## start
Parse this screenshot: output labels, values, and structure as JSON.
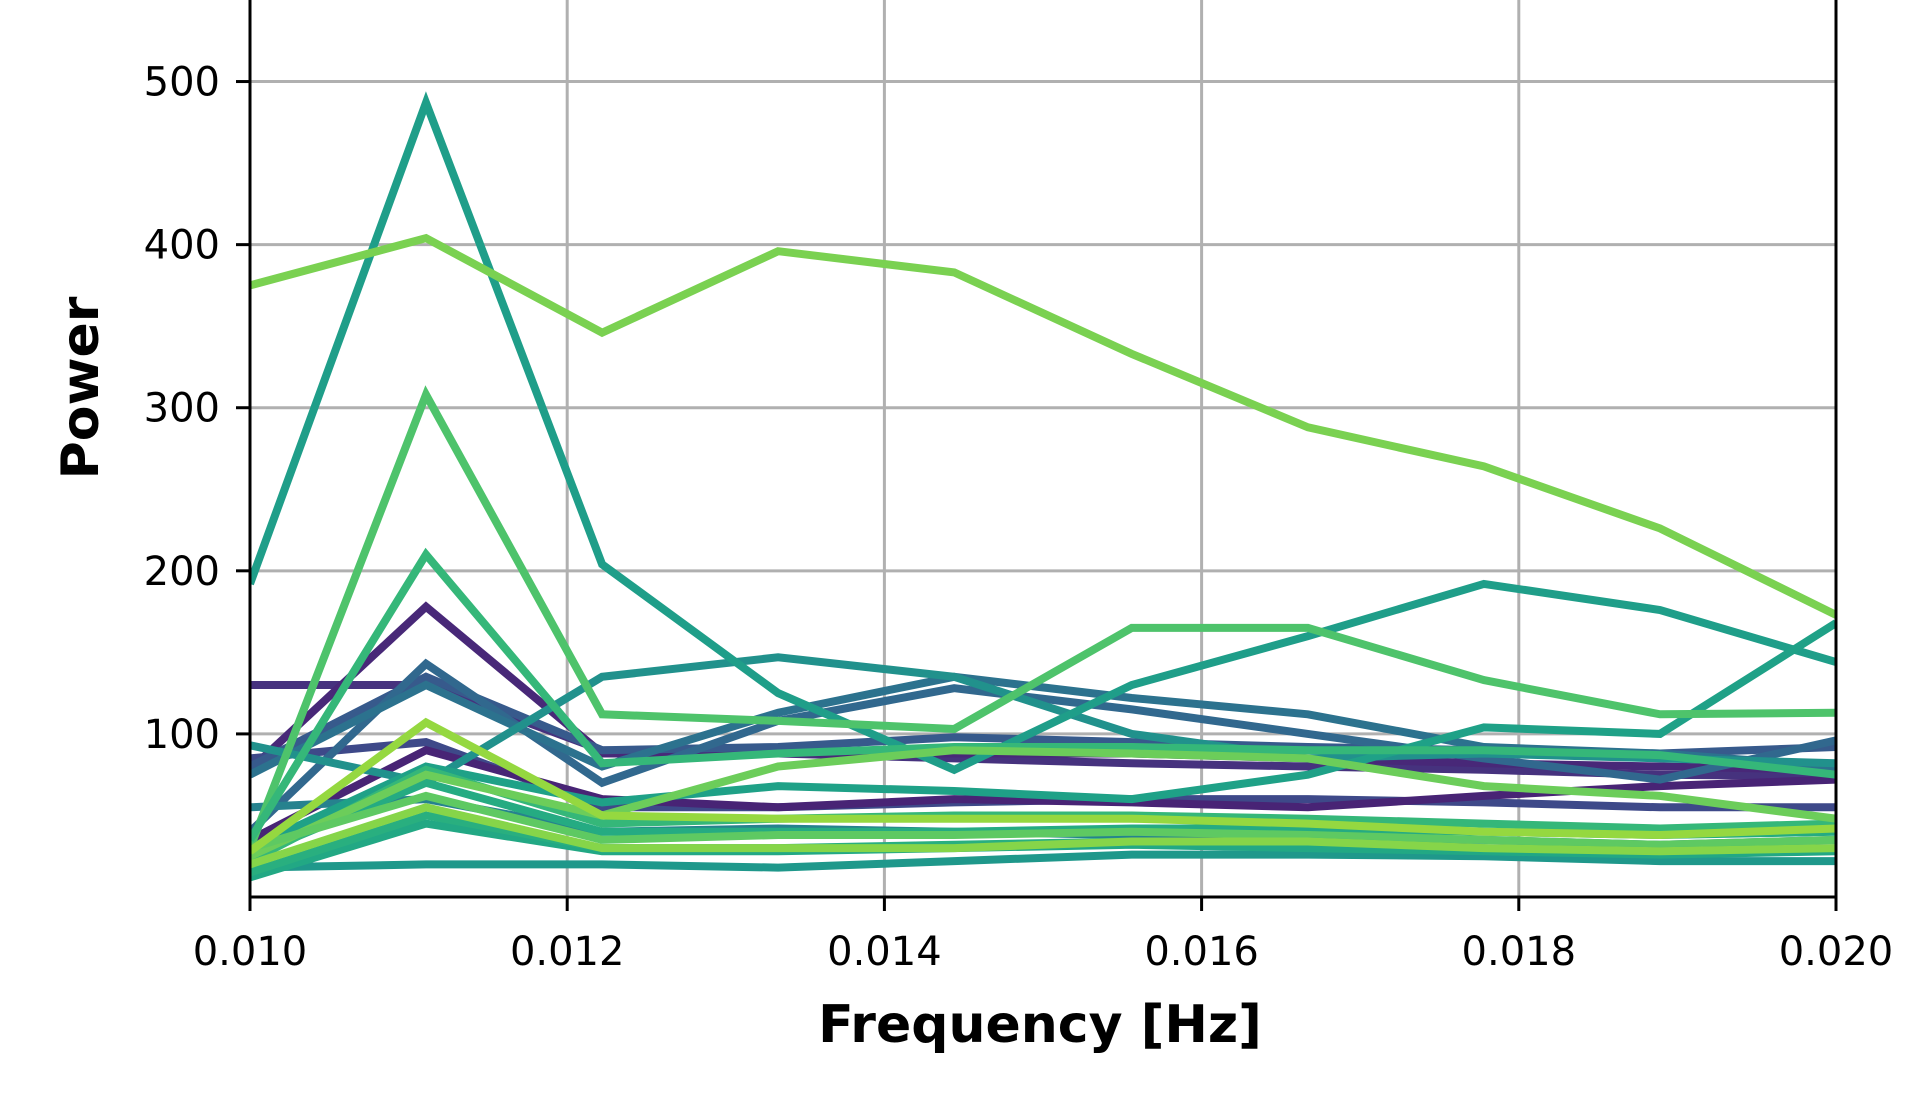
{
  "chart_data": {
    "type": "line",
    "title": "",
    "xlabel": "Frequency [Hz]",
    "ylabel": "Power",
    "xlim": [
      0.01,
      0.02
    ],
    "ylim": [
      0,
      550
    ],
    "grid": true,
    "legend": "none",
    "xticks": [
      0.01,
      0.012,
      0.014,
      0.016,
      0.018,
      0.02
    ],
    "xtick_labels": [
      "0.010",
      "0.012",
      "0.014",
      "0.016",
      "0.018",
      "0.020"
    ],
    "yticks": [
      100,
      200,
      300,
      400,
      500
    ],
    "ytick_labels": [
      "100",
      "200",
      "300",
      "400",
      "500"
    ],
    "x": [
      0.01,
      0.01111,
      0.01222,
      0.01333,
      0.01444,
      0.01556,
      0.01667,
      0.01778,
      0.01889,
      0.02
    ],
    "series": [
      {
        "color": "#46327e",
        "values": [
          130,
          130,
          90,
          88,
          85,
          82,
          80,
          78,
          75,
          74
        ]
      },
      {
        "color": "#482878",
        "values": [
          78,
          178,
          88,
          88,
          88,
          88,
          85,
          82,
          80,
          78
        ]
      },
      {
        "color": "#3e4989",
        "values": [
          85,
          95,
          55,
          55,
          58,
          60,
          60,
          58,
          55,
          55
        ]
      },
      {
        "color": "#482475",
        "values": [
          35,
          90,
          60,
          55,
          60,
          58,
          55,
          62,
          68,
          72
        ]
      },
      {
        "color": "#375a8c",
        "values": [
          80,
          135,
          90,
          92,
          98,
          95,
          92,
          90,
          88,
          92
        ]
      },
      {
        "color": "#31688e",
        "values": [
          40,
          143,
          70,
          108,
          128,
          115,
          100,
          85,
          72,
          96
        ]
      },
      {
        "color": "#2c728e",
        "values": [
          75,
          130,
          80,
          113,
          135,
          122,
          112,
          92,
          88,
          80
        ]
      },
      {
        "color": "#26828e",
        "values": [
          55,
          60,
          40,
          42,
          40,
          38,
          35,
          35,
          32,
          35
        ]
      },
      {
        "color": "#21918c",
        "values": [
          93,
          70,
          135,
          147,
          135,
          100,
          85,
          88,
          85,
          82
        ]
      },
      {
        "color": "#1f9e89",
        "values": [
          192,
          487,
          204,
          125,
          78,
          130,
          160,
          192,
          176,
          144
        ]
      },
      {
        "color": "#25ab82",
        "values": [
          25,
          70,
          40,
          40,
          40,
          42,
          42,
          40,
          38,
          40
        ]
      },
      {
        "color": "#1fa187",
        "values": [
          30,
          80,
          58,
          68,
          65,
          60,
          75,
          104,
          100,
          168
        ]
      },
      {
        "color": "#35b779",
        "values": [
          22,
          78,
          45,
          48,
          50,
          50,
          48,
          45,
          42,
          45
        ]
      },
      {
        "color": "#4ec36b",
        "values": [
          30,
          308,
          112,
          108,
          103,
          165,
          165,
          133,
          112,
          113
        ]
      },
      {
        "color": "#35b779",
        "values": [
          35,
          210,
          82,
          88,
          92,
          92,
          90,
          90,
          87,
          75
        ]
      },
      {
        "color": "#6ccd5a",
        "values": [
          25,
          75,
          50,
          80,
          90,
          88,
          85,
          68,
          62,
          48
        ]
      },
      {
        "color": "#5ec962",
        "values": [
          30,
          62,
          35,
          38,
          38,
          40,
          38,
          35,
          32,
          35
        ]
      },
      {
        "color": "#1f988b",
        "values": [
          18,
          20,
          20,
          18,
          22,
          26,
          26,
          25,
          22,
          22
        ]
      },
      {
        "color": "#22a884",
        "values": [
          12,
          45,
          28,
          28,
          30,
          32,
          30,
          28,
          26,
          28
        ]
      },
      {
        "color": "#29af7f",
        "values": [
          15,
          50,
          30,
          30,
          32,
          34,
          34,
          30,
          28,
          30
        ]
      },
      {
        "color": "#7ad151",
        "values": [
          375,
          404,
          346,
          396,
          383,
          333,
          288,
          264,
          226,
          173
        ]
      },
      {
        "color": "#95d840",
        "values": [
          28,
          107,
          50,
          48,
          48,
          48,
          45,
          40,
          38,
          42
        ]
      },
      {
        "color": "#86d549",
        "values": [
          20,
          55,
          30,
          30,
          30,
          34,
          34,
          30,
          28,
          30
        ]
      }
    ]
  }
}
## end
## start
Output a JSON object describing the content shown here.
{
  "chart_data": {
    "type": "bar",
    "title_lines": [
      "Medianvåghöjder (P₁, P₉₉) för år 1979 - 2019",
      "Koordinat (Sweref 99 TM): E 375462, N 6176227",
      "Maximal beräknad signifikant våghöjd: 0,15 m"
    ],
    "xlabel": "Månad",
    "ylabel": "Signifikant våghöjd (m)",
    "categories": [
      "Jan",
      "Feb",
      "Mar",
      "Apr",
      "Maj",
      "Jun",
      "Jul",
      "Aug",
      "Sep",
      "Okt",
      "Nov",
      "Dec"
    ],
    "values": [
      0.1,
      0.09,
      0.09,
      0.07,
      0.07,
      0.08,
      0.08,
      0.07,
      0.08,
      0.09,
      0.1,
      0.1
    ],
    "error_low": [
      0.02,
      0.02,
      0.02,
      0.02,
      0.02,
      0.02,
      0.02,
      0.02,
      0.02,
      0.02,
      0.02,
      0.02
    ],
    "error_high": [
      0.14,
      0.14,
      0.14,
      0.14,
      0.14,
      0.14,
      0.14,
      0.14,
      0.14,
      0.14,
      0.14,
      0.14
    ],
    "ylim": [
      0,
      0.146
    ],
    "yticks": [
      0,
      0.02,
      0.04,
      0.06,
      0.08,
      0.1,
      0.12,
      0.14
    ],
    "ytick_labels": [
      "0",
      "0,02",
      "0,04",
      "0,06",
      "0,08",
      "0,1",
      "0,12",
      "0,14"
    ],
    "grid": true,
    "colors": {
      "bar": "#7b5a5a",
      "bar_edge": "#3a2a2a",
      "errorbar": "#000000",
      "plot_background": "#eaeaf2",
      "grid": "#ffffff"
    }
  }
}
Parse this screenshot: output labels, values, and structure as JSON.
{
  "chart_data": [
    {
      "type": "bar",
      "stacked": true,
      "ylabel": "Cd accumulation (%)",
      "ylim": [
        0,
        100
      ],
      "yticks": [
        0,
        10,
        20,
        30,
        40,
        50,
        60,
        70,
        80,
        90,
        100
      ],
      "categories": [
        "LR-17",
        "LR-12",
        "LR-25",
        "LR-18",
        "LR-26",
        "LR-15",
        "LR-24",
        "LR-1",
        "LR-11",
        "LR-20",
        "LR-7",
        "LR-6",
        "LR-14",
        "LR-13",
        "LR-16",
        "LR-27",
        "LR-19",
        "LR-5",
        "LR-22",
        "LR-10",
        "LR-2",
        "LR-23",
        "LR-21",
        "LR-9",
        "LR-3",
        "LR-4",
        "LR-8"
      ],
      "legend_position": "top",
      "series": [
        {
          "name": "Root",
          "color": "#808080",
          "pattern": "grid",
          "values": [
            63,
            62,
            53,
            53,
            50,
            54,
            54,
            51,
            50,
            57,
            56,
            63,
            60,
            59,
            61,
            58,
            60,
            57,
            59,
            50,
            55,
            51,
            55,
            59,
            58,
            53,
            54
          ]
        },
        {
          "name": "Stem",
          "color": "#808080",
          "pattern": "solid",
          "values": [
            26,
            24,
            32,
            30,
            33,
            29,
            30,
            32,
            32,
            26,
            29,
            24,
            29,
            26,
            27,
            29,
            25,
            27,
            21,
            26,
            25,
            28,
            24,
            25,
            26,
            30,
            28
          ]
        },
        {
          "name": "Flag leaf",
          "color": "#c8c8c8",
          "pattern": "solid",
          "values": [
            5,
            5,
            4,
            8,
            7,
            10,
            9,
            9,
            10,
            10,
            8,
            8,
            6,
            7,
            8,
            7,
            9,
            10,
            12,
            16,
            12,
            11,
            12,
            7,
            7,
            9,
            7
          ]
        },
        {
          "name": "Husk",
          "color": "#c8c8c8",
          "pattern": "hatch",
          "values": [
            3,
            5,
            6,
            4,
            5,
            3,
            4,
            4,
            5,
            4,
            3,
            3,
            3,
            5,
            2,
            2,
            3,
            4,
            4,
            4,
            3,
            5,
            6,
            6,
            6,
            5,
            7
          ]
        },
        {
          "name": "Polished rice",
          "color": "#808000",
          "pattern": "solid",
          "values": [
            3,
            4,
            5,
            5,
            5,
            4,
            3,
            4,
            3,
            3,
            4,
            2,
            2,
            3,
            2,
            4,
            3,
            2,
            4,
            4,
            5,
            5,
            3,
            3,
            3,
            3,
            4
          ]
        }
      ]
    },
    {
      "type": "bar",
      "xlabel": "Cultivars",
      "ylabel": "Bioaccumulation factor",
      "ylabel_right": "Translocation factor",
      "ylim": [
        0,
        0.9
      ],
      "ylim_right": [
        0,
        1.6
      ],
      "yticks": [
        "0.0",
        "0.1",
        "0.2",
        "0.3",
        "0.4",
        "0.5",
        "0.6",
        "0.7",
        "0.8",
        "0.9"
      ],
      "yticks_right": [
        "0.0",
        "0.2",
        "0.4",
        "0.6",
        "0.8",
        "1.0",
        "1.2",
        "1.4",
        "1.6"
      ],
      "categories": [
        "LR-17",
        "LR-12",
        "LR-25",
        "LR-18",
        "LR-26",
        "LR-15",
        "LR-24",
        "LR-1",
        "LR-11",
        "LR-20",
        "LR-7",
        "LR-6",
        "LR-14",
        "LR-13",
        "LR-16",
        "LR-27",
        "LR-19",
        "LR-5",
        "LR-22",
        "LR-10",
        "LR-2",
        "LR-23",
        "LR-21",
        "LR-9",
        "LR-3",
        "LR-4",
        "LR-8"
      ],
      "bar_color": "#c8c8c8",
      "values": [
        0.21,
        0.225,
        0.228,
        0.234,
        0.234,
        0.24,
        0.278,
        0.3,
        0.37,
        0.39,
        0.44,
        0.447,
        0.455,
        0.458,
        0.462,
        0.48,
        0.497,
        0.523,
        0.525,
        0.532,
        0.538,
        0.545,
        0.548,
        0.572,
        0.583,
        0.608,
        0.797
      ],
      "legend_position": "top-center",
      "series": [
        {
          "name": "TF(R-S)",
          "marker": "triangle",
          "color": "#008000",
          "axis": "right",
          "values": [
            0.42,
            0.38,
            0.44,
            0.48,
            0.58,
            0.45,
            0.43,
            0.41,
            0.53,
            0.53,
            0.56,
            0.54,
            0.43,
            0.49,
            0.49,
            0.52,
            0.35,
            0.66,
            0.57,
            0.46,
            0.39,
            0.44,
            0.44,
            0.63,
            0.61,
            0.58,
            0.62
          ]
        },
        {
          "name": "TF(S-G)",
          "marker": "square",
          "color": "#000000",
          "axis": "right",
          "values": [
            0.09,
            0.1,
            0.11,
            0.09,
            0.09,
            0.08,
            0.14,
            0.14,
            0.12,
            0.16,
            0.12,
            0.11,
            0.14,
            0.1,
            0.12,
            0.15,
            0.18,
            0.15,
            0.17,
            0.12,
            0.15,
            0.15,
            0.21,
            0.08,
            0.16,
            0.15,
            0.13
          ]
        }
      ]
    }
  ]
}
## end
# Exercise:
Pull out the lines above in which the word "grid" appears.

# Written solution:
    "grid": true,
    "grid": true,
      "grid": "#ffffff"
          "pattern": "grid",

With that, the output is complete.